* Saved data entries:
::::::::::

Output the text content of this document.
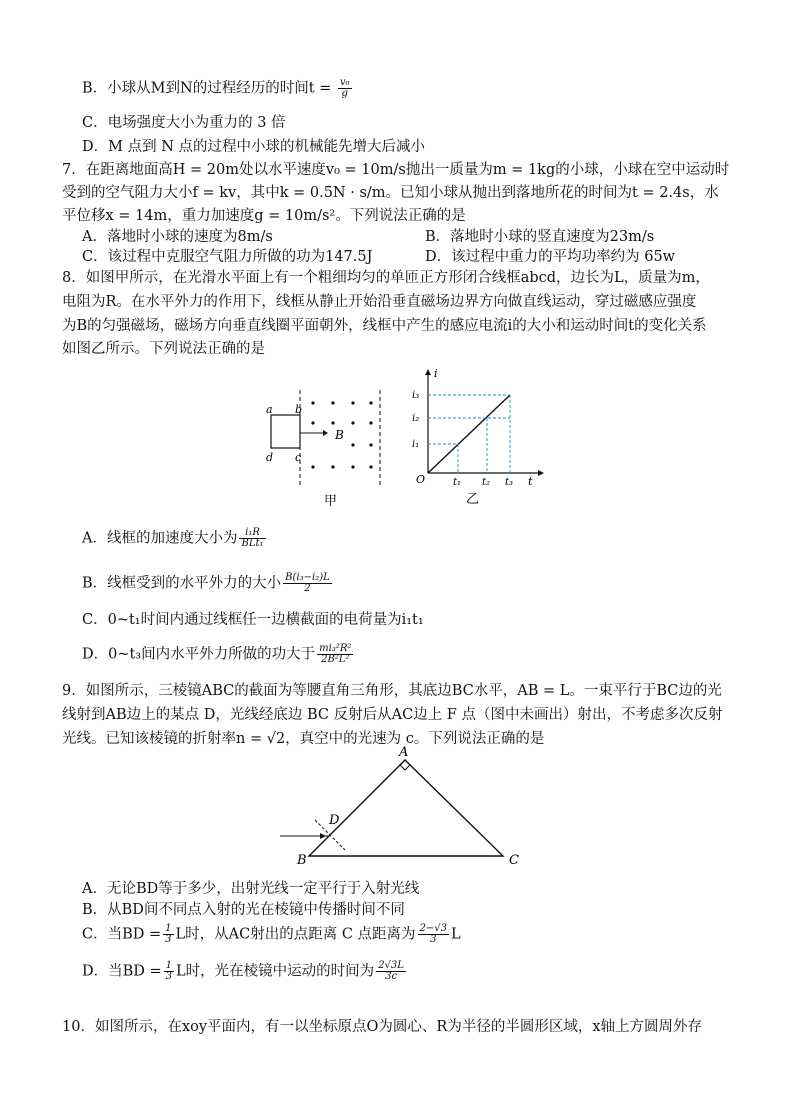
B．小球从M到N的过程经历的时间$t = \frac{\text{v₀}}{g}$
C．电场强度大小为重力的 3 倍
D．M 点到 N 点的过程中小球的机械能先增大后减小
7．在距离地面高H = 20m处以水平速度v₀ = 10m/s抛出一质量为m = 1kg的小球，小球在空中运动时
受到的空气阻力大小f = kv，其中k = 0.5N · s/m。已知小球从抛出到落地所花的时间为t = 2.4s，水
平位移x = 14m，重力加速度g = 10m/s²。下列说法正确的是
A．落地时小球的速度为8m/s	B．落地时小球的竖直速度为23m/s
C．该过程中克服空气阻力所做的功为147.5J	D．该过程中重力的平均功率约为 65w
8．如图甲所示，在光滑水平面上有一个粗细均匀的单匝正方形闭合线框abcd，边长为L，质量为m，
电阻为R。在水平外力的作用下，线框从静止开始沿垂直磁场边界方向做直线运动，穿过磁感应强度
为B的匀强磁场，磁场方向垂直线圈平面朝外，线框中产生的感应电流i的大小和运动时间t的变化关系
如图乙所示。下列说法正确的是
a b
d c
B
甲
i
i₃
i₂
i₁
O	t₁ t₂ t₃ t
乙
A．线框的加速度大小为 $\frac{\text{i₁R}}{\text{BLt₁}}$
B．线框受到的水平外力的大小 $\frac{\text{B(i₃−i₂)L}}{2}$
C．0~t₁时间内通过线框任一边横截面的电荷量为i₁t₁
D．0~t₃间内水平外力所做的功大于 $\frac{\text{mi₃²R²}}{\text{2B²L²}}$
9．如图所示，三棱镜ABC的截面为等腰直角三角形，其底边BC水平，AB = L。一束平行于BC边的光
线射到AB边上的某点 D，光线经底边 BC 反射后从AC边上 F 点（图中未画出）射出，不考虑多次反射
光线。已知该棱镜的折射率n = √2，真空中的光速为 c。下列说法正确的是
A
D
B	C
A．无论BD等于多少，出射光线一定平行于入射光线
B．从BD间不同点入射的光在棱镜中传播时间不同
C．当BD = $\frac{1}{3}$ L时，从AC射出的点距离 C 点距离为 $\frac{2-√3}{3}$ L
D．当BD = $\frac{1}{3}$ L时，光在棱镜中运动的时间为 $\frac{2√3L}{3c}$
10．如图所示，在xoy平面内，有一以坐标原点O为圆心、R为半径的半圆形区域，x轴上方圆周外存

::::::::::

* Written problem:
Output all the records, word for word, with no pictures in the copy.

* Answer to the exercise:
Output the text content of this document.
B．小球从M到N的过程经历的时间$t = \frac{\text{v₀}}{g}$
C．电场强度大小为重力的 3 倍
D．M 点到 N 点的过程中小球的机械能先增大后减小
7．在距离地面高H = 20m处以水平速度v₀ = 10m/s抛出一质量为m = 1kg的小球，小球在空中运动时
受到的空气阻力大小f = kv，其中k = 0.5N · s/m。已知小球从抛出到落地所花的时间为t = 2.4s，水
平位移x = 14m，重力加速度g = 10m/s²。下列说法正确的是
A．落地时小球的速度为8m/s	B．落地时小球的竖直速度为23m/s
C．该过程中克服空气阻力所做的功为147.5J	D．该过程中重力的平均功率约为 65w
8．如图甲所示，在光滑水平面上有一个粗细均匀的单匝正方形闭合线框abcd，边长为L，质量为m，
电阻为R。在水平外力的作用下，线框从静止开始沿垂直磁场边界方向做直线运动，穿过磁感应强度
为B的匀强磁场，磁场方向垂直线圈平面朝外，线框中产生的感应电流i的大小和运动时间t的变化关系
如图乙所示。下列说法正确的是
a b
d c
B
甲
i
i₃
i₂
i₁
O	t₁ t₂ t₃ t
乙
A．线框的加速度大小为 $\frac{\text{i₁R}}{\text{BLt₁}}$
B．线框受到的水平外力的大小 $\frac{\text{B(i₃−i₂)L}}{2}$
C．0~t₁时间内通过线框任一边横截面的电荷量为i₁t₁
D．0~t₃间内水平外力所做的功大于 $\frac{\text{mi₃²R²}}{\text{2B²L²}}$
9．如图所示，三棱镜ABC的截面为等腰直角三角形，其底边BC水平，AB = L。一束平行于BC边的光
线射到AB边上的某点 D，光线经底边 BC 反射后从AC边上 F 点（图中未画出）射出，不考虑多次反射
光线。已知该棱镜的折射率n = √2，真空中的光速为 c。下列说法正确的是
A
D
B	C
A．无论BD等于多少，出射光线一定平行于入射光线
B．从BD间不同点入射的光在棱镜中传播时间不同
C．当BD = $\frac{1}{3}$ L时，从AC射出的点距离 C 点距离为 $\frac{2-√3}{3}$ L
D．当BD = $\frac{1}{3}$ L时，光在棱镜中运动的时间为 $\frac{2√3L}{3c}$
10．如图所示，在xoy平面内，有一以坐标原点O为圆心、R为半径的半圆形区域，x轴上方圆周外存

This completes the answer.